GIVEN TASK –
Find the string "JSON" in the records. Copy every line it appears in.

>> Begin

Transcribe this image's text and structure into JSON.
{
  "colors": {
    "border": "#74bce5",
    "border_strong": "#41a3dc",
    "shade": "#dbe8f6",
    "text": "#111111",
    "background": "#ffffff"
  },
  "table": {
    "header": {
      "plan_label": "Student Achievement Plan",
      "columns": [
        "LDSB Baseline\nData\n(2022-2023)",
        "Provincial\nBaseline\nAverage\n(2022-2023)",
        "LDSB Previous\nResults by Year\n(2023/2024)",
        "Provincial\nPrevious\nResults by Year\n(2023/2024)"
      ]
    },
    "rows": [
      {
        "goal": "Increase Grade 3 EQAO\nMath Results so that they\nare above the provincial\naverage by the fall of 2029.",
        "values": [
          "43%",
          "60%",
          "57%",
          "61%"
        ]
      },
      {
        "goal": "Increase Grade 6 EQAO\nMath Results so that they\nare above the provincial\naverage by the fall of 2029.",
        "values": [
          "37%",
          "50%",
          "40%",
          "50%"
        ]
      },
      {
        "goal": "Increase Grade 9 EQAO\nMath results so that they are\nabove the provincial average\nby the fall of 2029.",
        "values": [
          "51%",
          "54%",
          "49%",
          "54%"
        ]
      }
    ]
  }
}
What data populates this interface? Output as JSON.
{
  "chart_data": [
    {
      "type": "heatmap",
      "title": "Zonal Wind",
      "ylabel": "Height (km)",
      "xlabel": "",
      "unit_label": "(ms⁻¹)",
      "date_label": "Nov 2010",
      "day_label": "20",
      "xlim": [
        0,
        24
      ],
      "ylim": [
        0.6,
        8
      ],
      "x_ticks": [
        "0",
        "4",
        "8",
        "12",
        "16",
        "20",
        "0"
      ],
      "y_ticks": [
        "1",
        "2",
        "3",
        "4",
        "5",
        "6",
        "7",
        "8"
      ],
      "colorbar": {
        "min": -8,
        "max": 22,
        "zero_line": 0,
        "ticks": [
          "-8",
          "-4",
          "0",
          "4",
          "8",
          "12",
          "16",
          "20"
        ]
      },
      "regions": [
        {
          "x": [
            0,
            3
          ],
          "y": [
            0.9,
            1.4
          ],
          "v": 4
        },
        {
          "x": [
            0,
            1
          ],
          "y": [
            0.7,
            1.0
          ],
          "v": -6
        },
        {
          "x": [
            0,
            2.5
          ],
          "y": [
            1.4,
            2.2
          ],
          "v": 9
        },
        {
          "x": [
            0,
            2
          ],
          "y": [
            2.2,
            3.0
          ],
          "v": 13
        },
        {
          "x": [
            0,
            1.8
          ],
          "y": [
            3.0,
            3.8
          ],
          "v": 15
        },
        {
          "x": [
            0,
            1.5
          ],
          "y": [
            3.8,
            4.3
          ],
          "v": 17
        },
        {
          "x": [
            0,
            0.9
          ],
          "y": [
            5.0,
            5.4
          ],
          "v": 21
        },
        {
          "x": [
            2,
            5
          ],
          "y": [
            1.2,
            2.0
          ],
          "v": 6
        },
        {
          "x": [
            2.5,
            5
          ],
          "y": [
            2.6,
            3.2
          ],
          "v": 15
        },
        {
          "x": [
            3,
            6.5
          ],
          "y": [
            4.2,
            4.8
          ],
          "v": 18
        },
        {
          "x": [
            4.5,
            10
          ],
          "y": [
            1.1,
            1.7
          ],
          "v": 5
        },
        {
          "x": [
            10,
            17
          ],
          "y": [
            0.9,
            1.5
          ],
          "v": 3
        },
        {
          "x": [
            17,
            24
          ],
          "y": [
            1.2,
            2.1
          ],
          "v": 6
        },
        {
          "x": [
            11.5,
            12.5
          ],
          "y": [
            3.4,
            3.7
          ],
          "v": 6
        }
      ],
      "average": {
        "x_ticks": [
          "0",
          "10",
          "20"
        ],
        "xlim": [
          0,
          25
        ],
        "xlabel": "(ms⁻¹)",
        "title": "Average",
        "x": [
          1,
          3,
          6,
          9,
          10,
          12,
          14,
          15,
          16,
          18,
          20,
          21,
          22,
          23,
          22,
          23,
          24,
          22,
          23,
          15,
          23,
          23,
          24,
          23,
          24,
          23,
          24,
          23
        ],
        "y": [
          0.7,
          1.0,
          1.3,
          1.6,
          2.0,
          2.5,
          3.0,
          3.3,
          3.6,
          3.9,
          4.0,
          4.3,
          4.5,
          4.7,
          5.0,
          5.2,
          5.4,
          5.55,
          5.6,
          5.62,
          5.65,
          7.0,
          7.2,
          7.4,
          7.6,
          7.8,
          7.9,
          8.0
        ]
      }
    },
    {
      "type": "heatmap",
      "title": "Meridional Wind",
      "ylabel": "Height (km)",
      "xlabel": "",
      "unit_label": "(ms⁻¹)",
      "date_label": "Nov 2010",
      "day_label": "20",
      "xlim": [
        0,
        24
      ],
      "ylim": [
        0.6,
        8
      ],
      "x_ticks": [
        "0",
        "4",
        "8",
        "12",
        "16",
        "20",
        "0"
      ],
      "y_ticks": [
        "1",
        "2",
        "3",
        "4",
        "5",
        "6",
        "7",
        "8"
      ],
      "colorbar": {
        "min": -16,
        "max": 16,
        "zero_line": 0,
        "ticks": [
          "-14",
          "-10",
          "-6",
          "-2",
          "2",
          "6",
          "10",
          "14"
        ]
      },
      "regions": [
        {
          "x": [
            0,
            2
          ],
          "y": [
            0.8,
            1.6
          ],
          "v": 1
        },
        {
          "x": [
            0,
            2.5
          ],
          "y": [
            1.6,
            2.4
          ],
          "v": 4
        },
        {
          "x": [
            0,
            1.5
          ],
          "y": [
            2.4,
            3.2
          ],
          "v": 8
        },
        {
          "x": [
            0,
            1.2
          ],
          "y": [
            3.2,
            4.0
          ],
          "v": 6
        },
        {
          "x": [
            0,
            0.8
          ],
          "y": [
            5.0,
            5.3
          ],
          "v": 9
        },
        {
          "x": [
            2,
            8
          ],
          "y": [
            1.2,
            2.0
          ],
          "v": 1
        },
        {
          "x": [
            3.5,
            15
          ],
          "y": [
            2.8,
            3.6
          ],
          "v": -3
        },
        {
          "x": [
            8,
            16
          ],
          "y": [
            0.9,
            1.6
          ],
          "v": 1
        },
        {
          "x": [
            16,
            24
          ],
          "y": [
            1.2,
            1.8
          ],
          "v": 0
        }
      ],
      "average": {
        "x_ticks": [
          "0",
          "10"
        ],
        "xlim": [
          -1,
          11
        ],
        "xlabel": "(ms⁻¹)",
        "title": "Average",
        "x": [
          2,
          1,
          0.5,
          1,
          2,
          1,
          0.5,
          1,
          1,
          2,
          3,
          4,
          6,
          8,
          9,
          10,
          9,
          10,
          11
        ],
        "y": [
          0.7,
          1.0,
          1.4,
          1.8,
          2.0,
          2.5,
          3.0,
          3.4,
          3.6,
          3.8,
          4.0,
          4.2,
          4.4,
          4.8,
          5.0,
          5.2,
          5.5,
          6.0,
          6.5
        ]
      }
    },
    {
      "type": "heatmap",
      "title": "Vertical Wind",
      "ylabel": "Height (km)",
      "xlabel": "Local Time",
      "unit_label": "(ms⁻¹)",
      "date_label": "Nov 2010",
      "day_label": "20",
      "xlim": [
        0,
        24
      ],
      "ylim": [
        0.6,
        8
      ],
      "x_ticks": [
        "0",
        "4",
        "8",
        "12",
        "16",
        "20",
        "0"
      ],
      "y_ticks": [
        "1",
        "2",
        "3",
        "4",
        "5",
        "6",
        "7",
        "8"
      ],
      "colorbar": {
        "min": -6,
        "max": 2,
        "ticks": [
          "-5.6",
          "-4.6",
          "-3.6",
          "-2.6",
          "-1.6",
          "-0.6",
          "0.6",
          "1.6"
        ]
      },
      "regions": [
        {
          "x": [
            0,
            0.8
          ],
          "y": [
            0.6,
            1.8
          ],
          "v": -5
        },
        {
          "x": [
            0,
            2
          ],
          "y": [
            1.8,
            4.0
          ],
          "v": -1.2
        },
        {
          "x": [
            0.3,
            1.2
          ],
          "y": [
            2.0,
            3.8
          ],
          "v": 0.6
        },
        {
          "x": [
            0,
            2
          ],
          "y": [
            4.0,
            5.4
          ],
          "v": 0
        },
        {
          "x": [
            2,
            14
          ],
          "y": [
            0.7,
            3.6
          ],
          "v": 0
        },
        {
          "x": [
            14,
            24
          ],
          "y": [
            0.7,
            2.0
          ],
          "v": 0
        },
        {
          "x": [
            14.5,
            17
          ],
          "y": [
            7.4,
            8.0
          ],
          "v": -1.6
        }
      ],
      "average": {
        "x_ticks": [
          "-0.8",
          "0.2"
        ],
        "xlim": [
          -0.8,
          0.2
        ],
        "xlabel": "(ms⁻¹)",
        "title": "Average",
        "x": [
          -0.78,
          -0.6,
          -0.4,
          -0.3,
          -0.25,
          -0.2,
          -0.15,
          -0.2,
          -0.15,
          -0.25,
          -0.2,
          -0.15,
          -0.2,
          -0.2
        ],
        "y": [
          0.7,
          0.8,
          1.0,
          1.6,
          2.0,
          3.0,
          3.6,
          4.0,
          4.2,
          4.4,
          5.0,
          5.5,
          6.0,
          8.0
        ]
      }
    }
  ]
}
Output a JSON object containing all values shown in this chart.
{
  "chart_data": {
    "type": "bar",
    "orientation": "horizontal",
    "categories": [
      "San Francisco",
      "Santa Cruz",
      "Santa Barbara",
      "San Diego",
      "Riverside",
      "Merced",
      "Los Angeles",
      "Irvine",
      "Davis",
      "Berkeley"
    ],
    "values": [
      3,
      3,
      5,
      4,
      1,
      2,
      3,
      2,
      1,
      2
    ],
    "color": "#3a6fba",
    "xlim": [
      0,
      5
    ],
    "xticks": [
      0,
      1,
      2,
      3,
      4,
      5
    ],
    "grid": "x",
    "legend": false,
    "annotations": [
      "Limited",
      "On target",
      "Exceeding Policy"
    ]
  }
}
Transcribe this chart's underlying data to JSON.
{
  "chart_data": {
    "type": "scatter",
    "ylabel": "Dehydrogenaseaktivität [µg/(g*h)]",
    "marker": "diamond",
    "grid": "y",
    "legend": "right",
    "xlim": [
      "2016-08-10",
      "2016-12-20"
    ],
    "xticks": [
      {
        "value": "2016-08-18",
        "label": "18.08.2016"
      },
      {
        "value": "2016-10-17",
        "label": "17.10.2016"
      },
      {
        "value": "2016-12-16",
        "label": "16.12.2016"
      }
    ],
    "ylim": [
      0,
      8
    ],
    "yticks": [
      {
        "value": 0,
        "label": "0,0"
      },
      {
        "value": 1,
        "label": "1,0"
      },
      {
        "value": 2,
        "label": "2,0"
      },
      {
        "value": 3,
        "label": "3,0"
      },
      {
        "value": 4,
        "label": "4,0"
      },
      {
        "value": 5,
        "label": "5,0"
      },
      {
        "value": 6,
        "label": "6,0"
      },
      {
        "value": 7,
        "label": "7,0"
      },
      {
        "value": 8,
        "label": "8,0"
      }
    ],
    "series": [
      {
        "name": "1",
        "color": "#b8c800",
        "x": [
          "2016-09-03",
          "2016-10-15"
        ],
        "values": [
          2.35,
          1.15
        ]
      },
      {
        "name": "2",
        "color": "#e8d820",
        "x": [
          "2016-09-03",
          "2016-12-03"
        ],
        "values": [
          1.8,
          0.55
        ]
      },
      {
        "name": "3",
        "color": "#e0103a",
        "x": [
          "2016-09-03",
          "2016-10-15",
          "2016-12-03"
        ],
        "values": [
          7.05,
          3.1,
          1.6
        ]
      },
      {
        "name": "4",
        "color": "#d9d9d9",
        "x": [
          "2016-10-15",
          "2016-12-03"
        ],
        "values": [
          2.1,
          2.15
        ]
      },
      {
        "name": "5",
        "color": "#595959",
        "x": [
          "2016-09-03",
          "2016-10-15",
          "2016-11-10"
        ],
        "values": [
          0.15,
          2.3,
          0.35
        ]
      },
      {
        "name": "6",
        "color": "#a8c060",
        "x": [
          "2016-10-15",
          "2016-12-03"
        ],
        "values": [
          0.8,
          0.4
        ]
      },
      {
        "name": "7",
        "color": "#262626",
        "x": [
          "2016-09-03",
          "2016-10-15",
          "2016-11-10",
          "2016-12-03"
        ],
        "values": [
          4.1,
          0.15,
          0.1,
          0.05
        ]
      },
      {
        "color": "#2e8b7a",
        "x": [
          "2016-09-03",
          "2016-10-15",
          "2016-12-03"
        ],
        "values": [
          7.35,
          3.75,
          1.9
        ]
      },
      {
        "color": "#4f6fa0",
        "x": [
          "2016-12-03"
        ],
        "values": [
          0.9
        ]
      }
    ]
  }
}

>> End

OUTPUT –
Transcribe this image's text and structure into JSON.
What data populates this interface? Output as JSON.
Output a JSON object containing all values shown in this chart.
Transcribe this chart's underlying data to JSON.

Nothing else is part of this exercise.